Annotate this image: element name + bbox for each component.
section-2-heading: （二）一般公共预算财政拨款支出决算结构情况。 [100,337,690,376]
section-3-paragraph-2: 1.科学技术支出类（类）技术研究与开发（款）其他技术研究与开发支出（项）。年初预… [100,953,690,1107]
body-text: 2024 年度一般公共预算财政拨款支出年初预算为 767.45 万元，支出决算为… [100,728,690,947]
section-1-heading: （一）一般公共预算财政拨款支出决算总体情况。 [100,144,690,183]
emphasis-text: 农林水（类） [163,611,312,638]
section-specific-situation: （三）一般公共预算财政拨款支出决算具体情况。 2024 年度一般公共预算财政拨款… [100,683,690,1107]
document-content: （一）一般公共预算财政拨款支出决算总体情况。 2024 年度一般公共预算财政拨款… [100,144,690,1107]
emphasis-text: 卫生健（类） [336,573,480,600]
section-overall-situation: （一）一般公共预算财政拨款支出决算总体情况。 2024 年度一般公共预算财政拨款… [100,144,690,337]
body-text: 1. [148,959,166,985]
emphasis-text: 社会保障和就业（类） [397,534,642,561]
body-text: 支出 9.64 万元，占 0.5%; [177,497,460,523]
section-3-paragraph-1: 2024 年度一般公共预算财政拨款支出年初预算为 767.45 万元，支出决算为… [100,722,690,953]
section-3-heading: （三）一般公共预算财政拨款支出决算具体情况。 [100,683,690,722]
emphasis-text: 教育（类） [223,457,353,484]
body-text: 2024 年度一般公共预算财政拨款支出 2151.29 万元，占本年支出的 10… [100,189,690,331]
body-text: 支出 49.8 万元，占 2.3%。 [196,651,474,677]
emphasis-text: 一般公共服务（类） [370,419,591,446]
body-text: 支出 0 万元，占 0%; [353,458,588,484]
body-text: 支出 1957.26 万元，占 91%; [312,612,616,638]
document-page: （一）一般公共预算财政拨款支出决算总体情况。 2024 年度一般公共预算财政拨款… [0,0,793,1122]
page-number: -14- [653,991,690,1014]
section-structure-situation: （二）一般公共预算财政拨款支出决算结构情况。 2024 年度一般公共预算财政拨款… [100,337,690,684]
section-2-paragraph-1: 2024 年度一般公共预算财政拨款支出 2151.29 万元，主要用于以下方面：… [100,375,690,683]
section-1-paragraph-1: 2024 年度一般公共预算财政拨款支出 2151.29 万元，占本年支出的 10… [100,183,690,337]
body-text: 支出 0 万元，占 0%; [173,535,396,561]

[WRITTEN EXERCISE]
Copy out the listing above line for line, without changing any character.

[TASK ANSWER]
Annotate this image: element name + bbox for each component.
section-2-heading: （二）一般公共预算财政拨款支出决算结构情况。 [100,337,690,376]
section-3-paragraph-2: 1.科学技术支出类（类）技术研究与开发（款）其他技术研究与开发支出（项）。年初预… [100,953,690,1107]
body-text: 2024 年度一般公共预算财政拨款支出年初预算为 767.45 万元，支出决算为… [100,728,690,947]
section-1-heading: （一）一般公共预算财政拨款支出决算总体情况。 [100,144,690,183]
emphasis-text: 农林水（类） [163,611,312,638]
section-specific-situation: （三）一般公共预算财政拨款支出决算具体情况。 2024 年度一般公共预算财政拨款… [100,683,690,1107]
document-content: （一）一般公共预算财政拨款支出决算总体情况。 2024 年度一般公共预算财政拨款… [100,144,690,1107]
emphasis-text: 卫生健（类） [336,573,480,600]
section-overall-situation: （一）一般公共预算财政拨款支出决算总体情况。 2024 年度一般公共预算财政拨款… [100,144,690,337]
body-text: 1. [148,959,166,985]
emphasis-text: 社会保障和就业（类） [397,534,642,561]
body-text: 支出 9.64 万元，占 0.5%; [177,497,460,523]
section-3-paragraph-1: 2024 年度一般公共预算财政拨款支出年初预算为 767.45 万元，支出决算为… [100,722,690,953]
section-3-heading: （三）一般公共预算财政拨款支出决算具体情况。 [100,683,690,722]
emphasis-text: 教育（类） [223,457,353,484]
body-text: 2024 年度一般公共预算财政拨款支出 2151.29 万元，占本年支出的 10… [100,189,690,331]
body-text: 支出 49.8 万元，占 2.3%。 [196,651,474,677]
emphasis-text: 一般公共服务（类） [370,419,591,446]
body-text: 支出 0 万元，占 0%; [353,458,588,484]
body-text: 支出 1957.26 万元，占 91%; [312,612,616,638]
document-page: （一）一般公共预算财政拨款支出决算总体情况。 2024 年度一般公共预算财政拨款… [0,0,793,1122]
page-number: -14- [653,991,690,1014]
section-structure-situation: （二）一般公共预算财政拨款支出决算结构情况。 2024 年度一般公共预算财政拨款… [100,337,690,684]
section-2-paragraph-1: 2024 年度一般公共预算财政拨款支出 2151.29 万元，主要用于以下方面：… [100,375,690,683]
section-1-paragraph-1: 2024 年度一般公共预算财政拨款支出 2151.29 万元，占本年支出的 10… [100,183,690,337]
body-text: 支出 0 万元，占 0%; [173,535,396,561]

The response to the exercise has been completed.